(Stored data)
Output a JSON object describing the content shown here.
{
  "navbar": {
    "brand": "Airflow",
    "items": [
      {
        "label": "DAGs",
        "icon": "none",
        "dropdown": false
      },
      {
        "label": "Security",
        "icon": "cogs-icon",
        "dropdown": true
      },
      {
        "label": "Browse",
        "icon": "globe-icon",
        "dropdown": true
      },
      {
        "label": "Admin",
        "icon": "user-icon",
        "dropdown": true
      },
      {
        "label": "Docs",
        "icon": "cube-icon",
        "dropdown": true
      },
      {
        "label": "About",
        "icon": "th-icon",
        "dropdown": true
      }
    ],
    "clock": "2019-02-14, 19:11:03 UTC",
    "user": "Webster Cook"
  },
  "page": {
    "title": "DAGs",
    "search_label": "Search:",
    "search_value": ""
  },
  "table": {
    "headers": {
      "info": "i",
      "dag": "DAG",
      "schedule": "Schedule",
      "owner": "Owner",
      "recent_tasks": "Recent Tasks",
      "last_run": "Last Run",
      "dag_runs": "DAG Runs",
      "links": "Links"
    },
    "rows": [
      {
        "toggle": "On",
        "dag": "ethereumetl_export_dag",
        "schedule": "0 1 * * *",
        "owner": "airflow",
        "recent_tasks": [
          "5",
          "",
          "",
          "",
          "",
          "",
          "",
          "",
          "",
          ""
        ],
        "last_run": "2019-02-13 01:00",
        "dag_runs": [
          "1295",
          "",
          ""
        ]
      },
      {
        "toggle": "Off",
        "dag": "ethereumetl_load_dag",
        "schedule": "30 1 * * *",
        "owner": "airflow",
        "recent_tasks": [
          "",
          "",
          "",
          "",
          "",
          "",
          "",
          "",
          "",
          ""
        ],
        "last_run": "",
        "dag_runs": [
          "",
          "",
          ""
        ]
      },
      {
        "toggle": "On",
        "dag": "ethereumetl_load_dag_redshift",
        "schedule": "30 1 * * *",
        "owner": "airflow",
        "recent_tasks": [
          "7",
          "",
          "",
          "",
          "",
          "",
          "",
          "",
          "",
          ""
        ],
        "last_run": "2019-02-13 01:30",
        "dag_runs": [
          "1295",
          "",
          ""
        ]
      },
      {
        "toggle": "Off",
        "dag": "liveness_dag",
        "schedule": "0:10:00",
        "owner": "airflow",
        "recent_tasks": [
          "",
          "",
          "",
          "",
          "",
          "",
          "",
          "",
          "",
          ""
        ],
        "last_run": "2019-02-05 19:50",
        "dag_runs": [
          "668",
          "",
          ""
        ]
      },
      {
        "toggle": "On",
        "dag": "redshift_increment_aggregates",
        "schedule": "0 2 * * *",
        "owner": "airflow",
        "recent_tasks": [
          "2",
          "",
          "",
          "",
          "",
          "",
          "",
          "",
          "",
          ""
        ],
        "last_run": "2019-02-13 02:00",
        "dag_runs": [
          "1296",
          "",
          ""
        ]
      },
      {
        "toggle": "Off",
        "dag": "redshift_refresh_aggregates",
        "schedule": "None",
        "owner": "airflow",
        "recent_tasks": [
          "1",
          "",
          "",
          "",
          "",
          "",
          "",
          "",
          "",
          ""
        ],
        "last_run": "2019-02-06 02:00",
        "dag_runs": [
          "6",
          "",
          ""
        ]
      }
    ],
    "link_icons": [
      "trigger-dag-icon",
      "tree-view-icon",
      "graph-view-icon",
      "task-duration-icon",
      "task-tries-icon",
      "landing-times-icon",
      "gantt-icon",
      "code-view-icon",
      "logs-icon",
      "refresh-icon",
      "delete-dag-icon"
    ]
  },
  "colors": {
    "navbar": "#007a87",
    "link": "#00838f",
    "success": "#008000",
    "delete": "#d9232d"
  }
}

**EXERCISE AIM:** Each line of the material must be restated exactly.

**WRITTEN RESPONSE:**
Output a JSON object describing the content shown here.
{
  "navbar": {
    "brand": "Airflow",
    "items": [
      {
        "label": "DAGs",
        "icon": "none",
        "dropdown": false
      },
      {
        "label": "Security",
        "icon": "cogs-icon",
        "dropdown": true
      },
      {
        "label": "Browse",
        "icon": "globe-icon",
        "dropdown": true
      },
      {
        "label": "Admin",
        "icon": "user-icon",
        "dropdown": true
      },
      {
        "label": "Docs",
        "icon": "cube-icon",
        "dropdown": true
      },
      {
        "label": "About",
        "icon": "th-icon",
        "dropdown": true
      }
    ],
    "clock": "2019-02-14, 19:11:03 UTC",
    "user": "Webster Cook"
  },
  "page": {
    "title": "DAGs",
    "search_label": "Search:",
    "search_value": ""
  },
  "table": {
    "headers": {
      "info": "i",
      "dag": "DAG",
      "schedule": "Schedule",
      "owner": "Owner",
      "recent_tasks": "Recent Tasks",
      "last_run": "Last Run",
      "dag_runs": "DAG Runs",
      "links": "Links"
    },
    "rows": [
      {
        "toggle": "On",
        "dag": "ethereumetl_export_dag",
        "schedule": "0 1 * * *",
        "owner": "airflow",
        "recent_tasks": [
          "5",
          "",
          "",
          "",
          "",
          "",
          "",
          "",
          "",
          ""
        ],
        "last_run": "2019-02-13 01:00",
        "dag_runs": [
          "1295",
          "",
          ""
        ]
      },
      {
        "toggle": "Off",
        "dag": "ethereumetl_load_dag",
        "schedule": "30 1 * * *",
        "owner": "airflow",
        "recent_tasks": [
          "",
          "",
          "",
          "",
          "",
          "",
          "",
          "",
          "",
          ""
        ],
        "last_run": "",
        "dag_runs": [
          "",
          "",
          ""
        ]
      },
      {
        "toggle": "On",
        "dag": "ethereumetl_load_dag_redshift",
        "schedule": "30 1 * * *",
        "owner": "airflow",
        "recent_tasks": [
          "7",
          "",
          "",
          "",
          "",
          "",
          "",
          "",
          "",
          ""
        ],
        "last_run": "2019-02-13 01:30",
        "dag_runs": [
          "1295",
          "",
          ""
        ]
      },
      {
        "toggle": "Off",
        "dag": "liveness_dag",
        "schedule": "0:10:00",
        "owner": "airflow",
        "recent_tasks": [
          "",
          "",
          "",
          "",
          "",
          "",
          "",
          "",
          "",
          ""
        ],
        "last_run": "2019-02-05 19:50",
        "dag_runs": [
          "668",
          "",
          ""
        ]
      },
      {
        "toggle": "On",
        "dag": "redshift_increment_aggregates",
        "schedule": "0 2 * * *",
        "owner": "airflow",
        "recent_tasks": [
          "2",
          "",
          "",
          "",
          "",
          "",
          "",
          "",
          "",
          ""
        ],
        "last_run": "2019-02-13 02:00",
        "dag_runs": [
          "1296",
          "",
          ""
        ]
      },
      {
        "toggle": "Off",
        "dag": "redshift_refresh_aggregates",
        "schedule": "None",
        "owner": "airflow",
        "recent_tasks": [
          "1",
          "",
          "",
          "",
          "",
          "",
          "",
          "",
          "",
          ""
        ],
        "last_run": "2019-02-06 02:00",
        "dag_runs": [
          "6",
          "",
          ""
        ]
      }
    ],
    "link_icons": [
      "trigger-dag-icon",
      "tree-view-icon",
      "graph-view-icon",
      "task-duration-icon",
      "task-tries-icon",
      "landing-times-icon",
      "gantt-icon",
      "code-view-icon",
      "logs-icon",
      "refresh-icon",
      "delete-dag-icon"
    ]
  },
  "colors": {
    "navbar": "#007a87",
    "link": "#00838f",
    "success": "#008000",
    "delete": "#d9232d"
  }
}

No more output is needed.